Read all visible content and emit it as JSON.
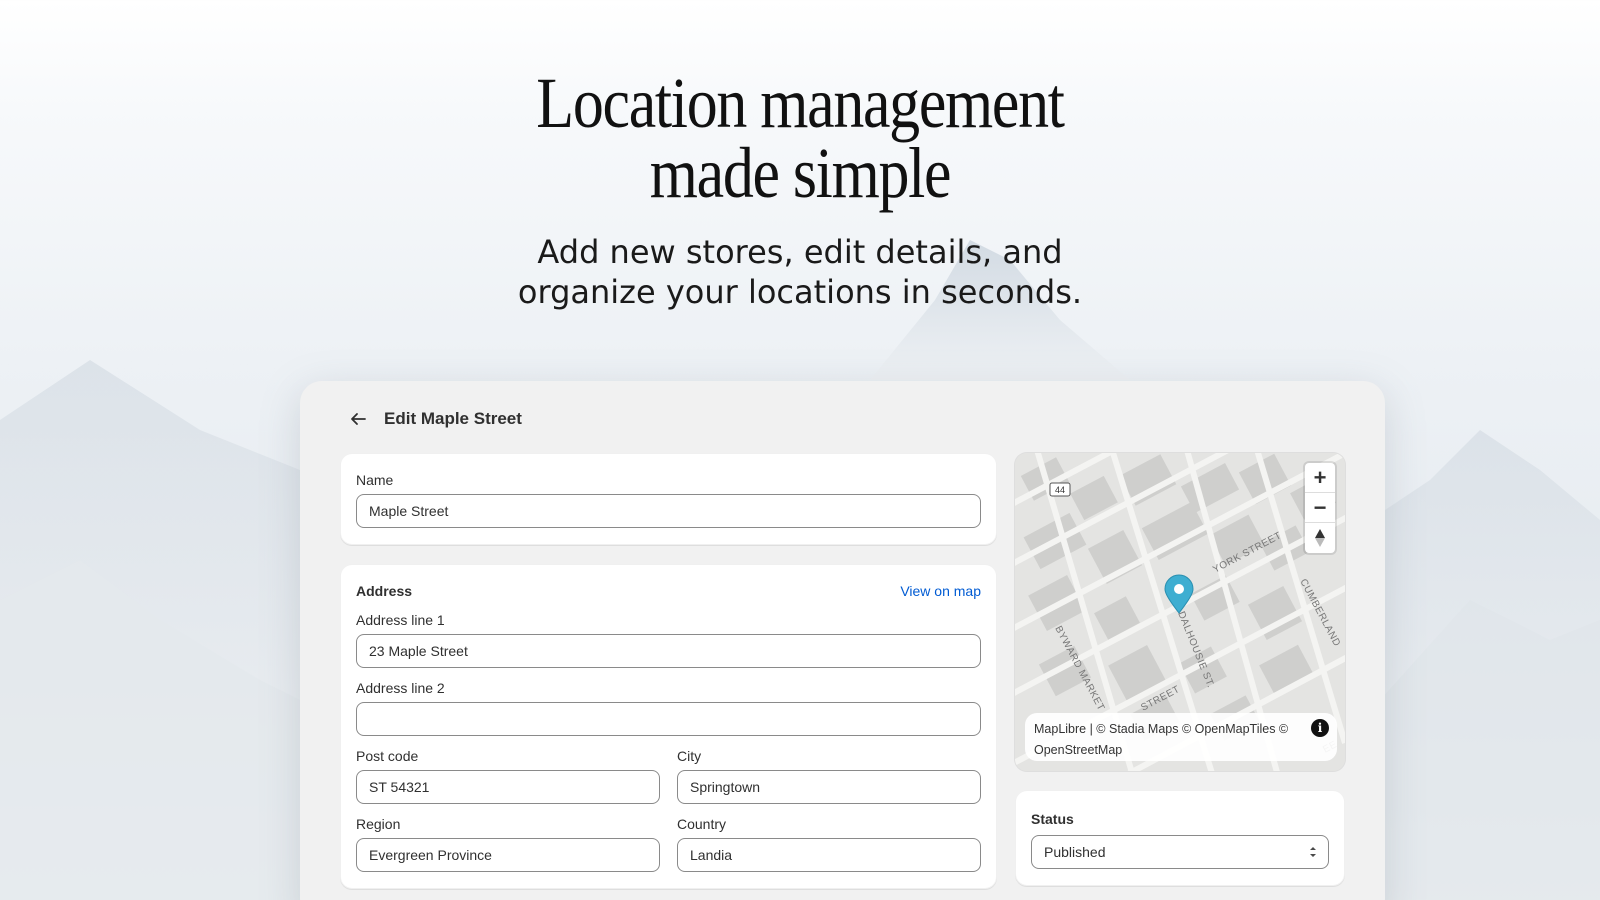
{
  "hero": {
    "title_line1": "Location management",
    "title_line2": "made simple",
    "subtitle_line1": "Add new stores, edit details, and",
    "subtitle_line2": "organize your locations in seconds."
  },
  "page": {
    "title": "Edit Maple Street"
  },
  "name_card": {
    "label": "Name",
    "value": "Maple Street"
  },
  "address_card": {
    "heading": "Address",
    "view_on_map": "View on map",
    "line1_label": "Address line 1",
    "line1_value": "23 Maple Street",
    "line2_label": "Address line 2",
    "line2_value": "",
    "postcode_label": "Post code",
    "postcode_value": "ST 54321",
    "city_label": "City",
    "city_value": "Springtown",
    "region_label": "Region",
    "region_value": "Evergreen Province",
    "country_label": "Country",
    "country_value": "Landia"
  },
  "map": {
    "route_badge": "44",
    "street_labels": [
      "YORK STREET",
      "CUMBERLAND",
      "BYWARD MARKET",
      "DALHOUSIE ST.",
      "STREET",
      "EE"
    ],
    "zoom_in": "+",
    "zoom_out": "−",
    "attribution_line1": "MapLibre | © Stadia Maps © OpenMapTiles ©",
    "attribution_line2": "OpenStreetMap",
    "info": "i",
    "marker_color": "#3eaed1"
  },
  "status_card": {
    "label": "Status",
    "value": "Published"
  },
  "colors": {
    "link": "#005bd3",
    "panel_bg": "#f1f1f1"
  }
}
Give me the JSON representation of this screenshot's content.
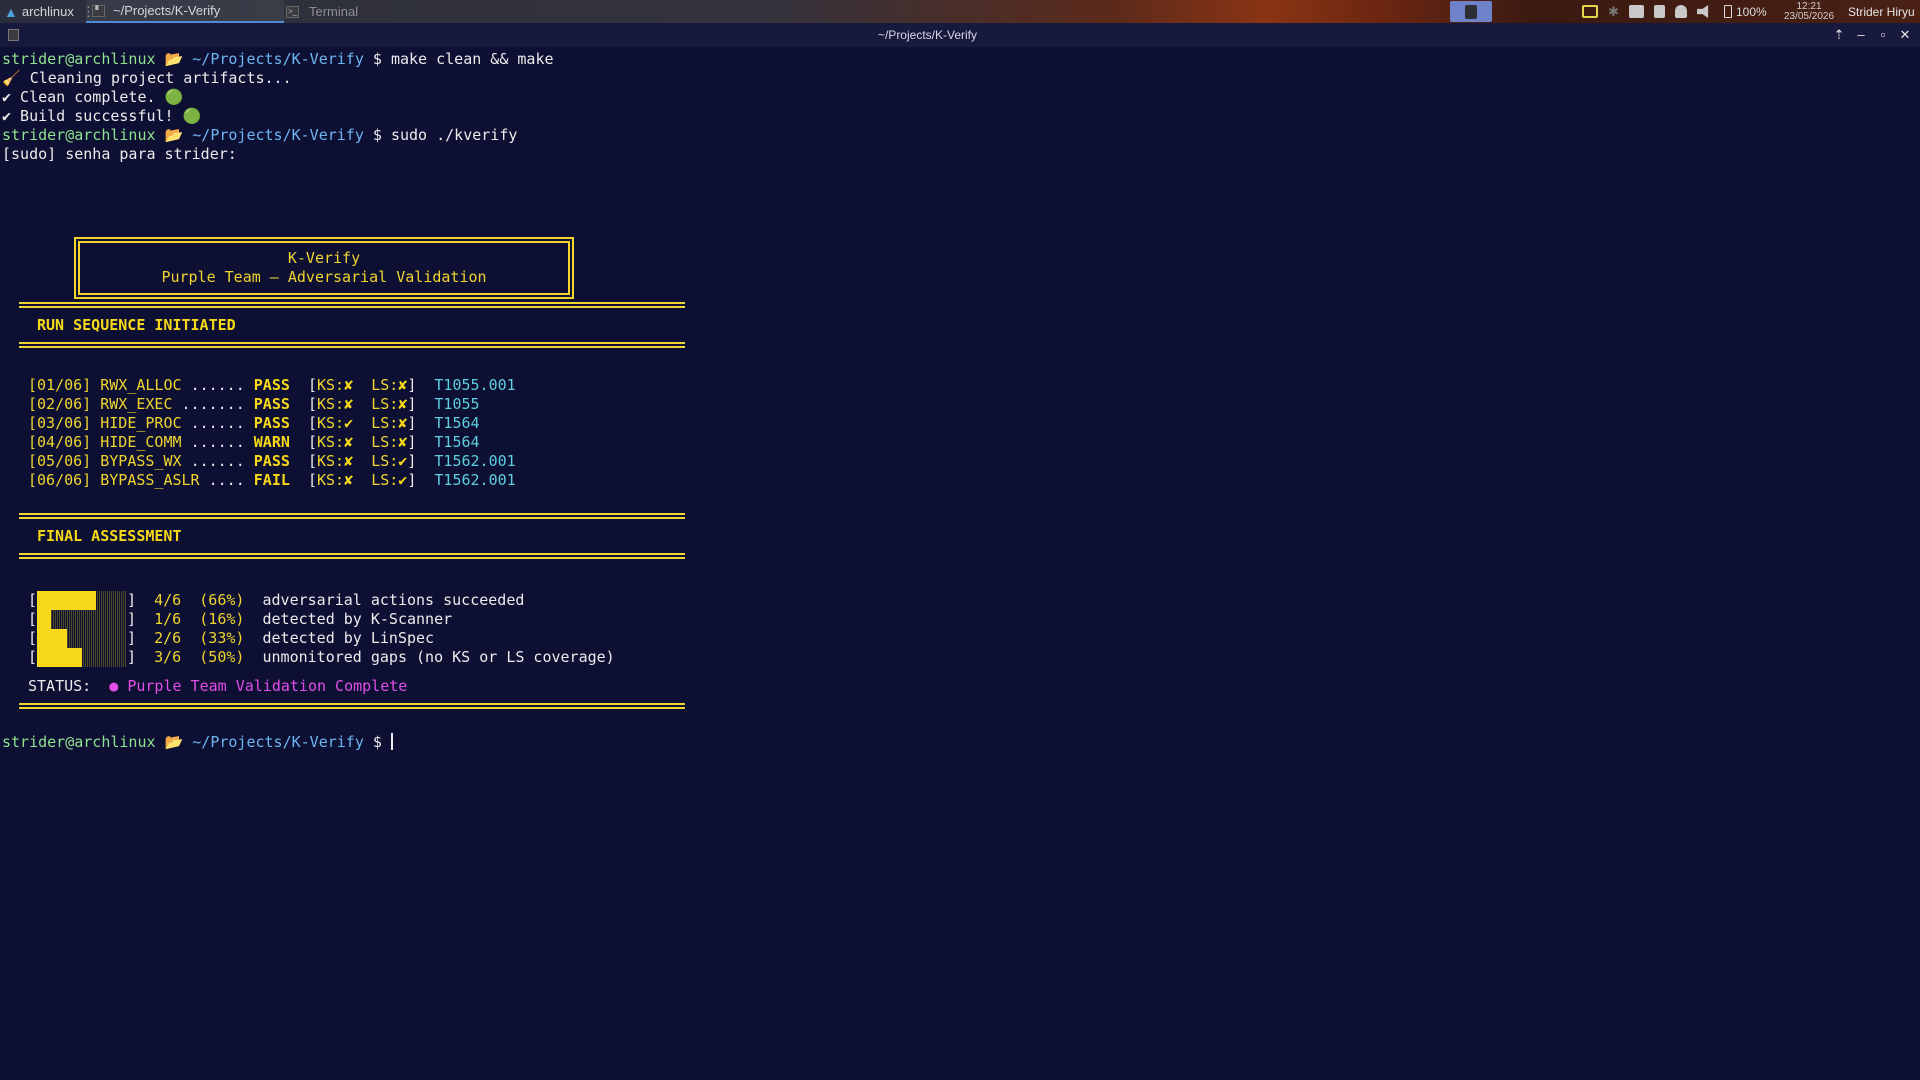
{
  "panel": {
    "distro": "archlinux",
    "active_tab": "~/Projects/K-Verify",
    "inactive_tab": "Terminal",
    "battery": "100%",
    "time": "12:21",
    "date": "23/05/2026",
    "user": "Strider Hiryu"
  },
  "window": {
    "title": "~/Projects/K-Verify"
  },
  "prompt": {
    "user_host": "strider@archlinux",
    "folder_icon": "📂",
    "path": "~/Projects/K-Verify",
    "symbol": "$"
  },
  "session": {
    "cmd1": "make clean && make",
    "out_cleaning": "🧹 Cleaning project artifacts...",
    "out_clean_done": "✔ Clean complete.",
    "out_build_ok": "✔ Build successful!",
    "status_dot": "🟢",
    "cmd2": "sudo ./kverify",
    "sudo_prompt": "[sudo] senha para strider:"
  },
  "banner": {
    "title": "K-Verify",
    "subtitle": "Purple Team – Adversarial Validation"
  },
  "run_header": "RUN SEQUENCE INITIATED",
  "tests": [
    {
      "idx": "[01/06]",
      "name": "RWX_ALLOC",
      "dots": "......",
      "result": "PASS",
      "ks": "✘",
      "ls": "✘",
      "technique": "T1055.001"
    },
    {
      "idx": "[02/06]",
      "name": "RWX_EXEC",
      "dots": ".......",
      "result": "PASS",
      "ks": "✘",
      "ls": "✘",
      "technique": "T1055"
    },
    {
      "idx": "[03/06]",
      "name": "HIDE_PROC",
      "dots": "......",
      "result": "PASS",
      "ks": "✔",
      "ls": "✘",
      "technique": "T1564"
    },
    {
      "idx": "[04/06]",
      "name": "HIDE_COMM",
      "dots": "......",
      "result": "WARN",
      "ks": "✘",
      "ls": "✘",
      "technique": "T1564"
    },
    {
      "idx": "[05/06]",
      "name": "BYPASS_WX",
      "dots": "......",
      "result": "PASS",
      "ks": "✘",
      "ls": "✔",
      "technique": "T1562.001"
    },
    {
      "idx": "[06/06]",
      "name": "BYPASS_ASLR",
      "dots": "....",
      "result": "FAIL",
      "ks": "✘",
      "ls": "✔",
      "technique": "T1562.001"
    }
  ],
  "ks_label": "KS:",
  "ls_label": "LS:",
  "final_header": "FINAL ASSESSMENT",
  "assessment": [
    {
      "fraction": 0.66,
      "ratio": "4/6",
      "pct": "(66%)",
      "desc": "adversarial actions succeeded"
    },
    {
      "fraction": 0.16,
      "ratio": "1/6",
      "pct": "(16%)",
      "desc": "detected by K-Scanner"
    },
    {
      "fraction": 0.33,
      "ratio": "2/6",
      "pct": "(33%)",
      "desc": "detected by LinSpec"
    },
    {
      "fraction": 0.5,
      "ratio": "3/6",
      "pct": "(50%)",
      "desc": "unmonitored gaps (no KS or LS coverage)"
    }
  ],
  "status": {
    "label": "STATUS:",
    "dot": "●",
    "text": "Purple Team Validation Complete"
  },
  "colors": {
    "background": "#0d0f33",
    "accent_yellow": "#f0d52e",
    "cyan": "#5ecfe0",
    "magenta": "#e24ee8",
    "green": "#8ee28e",
    "blue": "#6cb6f2"
  }
}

___

■ Written request ■
Reproduce the full listing above verbatim, with no pictures included.

■ Result for this task ■
Read all visible content and emit it as JSON.
{
  "hero": {
    "title_line1": "Location management",
    "title_line2": "made simple",
    "subtitle_line1": "Add new stores, edit details, and",
    "subtitle_line2": "organize your locations in seconds."
  },
  "page": {
    "title": "Edit Maple Street"
  },
  "name_card": {
    "label": "Name",
    "value": "Maple Street"
  },
  "address_card": {
    "heading": "Address",
    "view_on_map": "View on map",
    "line1_label": "Address line 1",
    "line1_value": "23 Maple Street",
    "line2_label": "Address line 2",
    "line2_value": "",
    "postcode_label": "Post code",
    "postcode_value": "ST 54321",
    "city_label": "City",
    "city_value": "Springtown",
    "region_label": "Region",
    "region_value": "Evergreen Province",
    "country_label": "Country",
    "country_value": "Landia"
  },
  "map": {
    "route_badge": "44",
    "street_labels": [
      "YORK STREET",
      "CUMBERLAND",
      "BYWARD MARKET",
      "DALHOUSIE ST.",
      "STREET",
      "EE"
    ],
    "zoom_in": "+",
    "zoom_out": "−",
    "attribution_line1": "MapLibre | © Stadia Maps © OpenMapTiles ©",
    "attribution_line2": "OpenStreetMap",
    "info": "i",
    "marker_color": "#3eaed1"
  },
  "status_card": {
    "label": "Status",
    "value": "Published"
  },
  "colors": {
    "link": "#005bd3",
    "panel_bg": "#f1f1f1"
  }
}
Give me the JSON representation of this screenshot's content.
{
  "panel": {
    "distro": "archlinux",
    "active_tab": "~/Projects/K-Verify",
    "inactive_tab": "Terminal",
    "battery": "100%",
    "time": "12:21",
    "date": "23/05/2026",
    "user": "Strider Hiryu"
  },
  "window": {
    "title": "~/Projects/K-Verify"
  },
  "prompt": {
    "user_host": "strider@archlinux",
    "folder_icon": "📂",
    "path": "~/Projects/K-Verify",
    "symbol": "$"
  },
  "session": {
    "cmd1": "make clean && make",
    "out_cleaning": "🧹 Cleaning project artifacts...",
    "out_clean_done": "✔ Clean complete.",
    "out_build_ok": "✔ Build successful!",
    "status_dot": "🟢",
    "cmd2": "sudo ./kverify",
    "sudo_prompt": "[sudo] senha para strider:"
  },
  "banner": {
    "title": "K-Verify",
    "subtitle": "Purple Team – Adversarial Validation"
  },
  "run_header": "RUN SEQUENCE INITIATED",
  "tests": [
    {
      "idx": "[01/06]",
      "name": "RWX_ALLOC",
      "dots": "......",
      "result": "PASS",
      "ks": "✘",
      "ls": "✘",
      "technique": "T1055.001"
    },
    {
      "idx": "[02/06]",
      "name": "RWX_EXEC",
      "dots": ".......",
      "result": "PASS",
      "ks": "✘",
      "ls": "✘",
      "technique": "T1055"
    },
    {
      "idx": "[03/06]",
      "name": "HIDE_PROC",
      "dots": "......",
      "result": "PASS",
      "ks": "✔",
      "ls": "✘",
      "technique": "T1564"
    },
    {
      "idx": "[04/06]",
      "name": "HIDE_COMM",
      "dots": "......",
      "result": "WARN",
      "ks": "✘",
      "ls": "✘",
      "technique": "T1564"
    },
    {
      "idx": "[05/06]",
      "name": "BYPASS_WX",
      "dots": "......",
      "result": "PASS",
      "ks": "✘",
      "ls": "✔",
      "technique": "T1562.001"
    },
    {
      "idx": "[06/06]",
      "name": "BYPASS_ASLR",
      "dots": "....",
      "result": "FAIL",
      "ks": "✘",
      "ls": "✔",
      "technique": "T1562.001"
    }
  ],
  "ks_label": "KS:",
  "ls_label": "LS:",
  "final_header": "FINAL ASSESSMENT",
  "assessment": [
    {
      "fraction": 0.66,
      "ratio": "4/6",
      "pct": "(66%)",
      "desc": "adversarial actions succeeded"
    },
    {
      "fraction": 0.16,
      "ratio": "1/6",
      "pct": "(16%)",
      "desc": "detected by K-Scanner"
    },
    {
      "fraction": 0.33,
      "ratio": "2/6",
      "pct": "(33%)",
      "desc": "detected by LinSpec"
    },
    {
      "fraction": 0.5,
      "ratio": "3/6",
      "pct": "(50%)",
      "desc": "unmonitored gaps (no KS or LS coverage)"
    }
  ],
  "status": {
    "label": "STATUS:",
    "dot": "●",
    "text": "Purple Team Validation Complete"
  },
  "colors": {
    "background": "#0d0f33",
    "accent_yellow": "#f0d52e",
    "cyan": "#5ecfe0",
    "magenta": "#e24ee8",
    "green": "#8ee28e",
    "blue": "#6cb6f2"
  }
}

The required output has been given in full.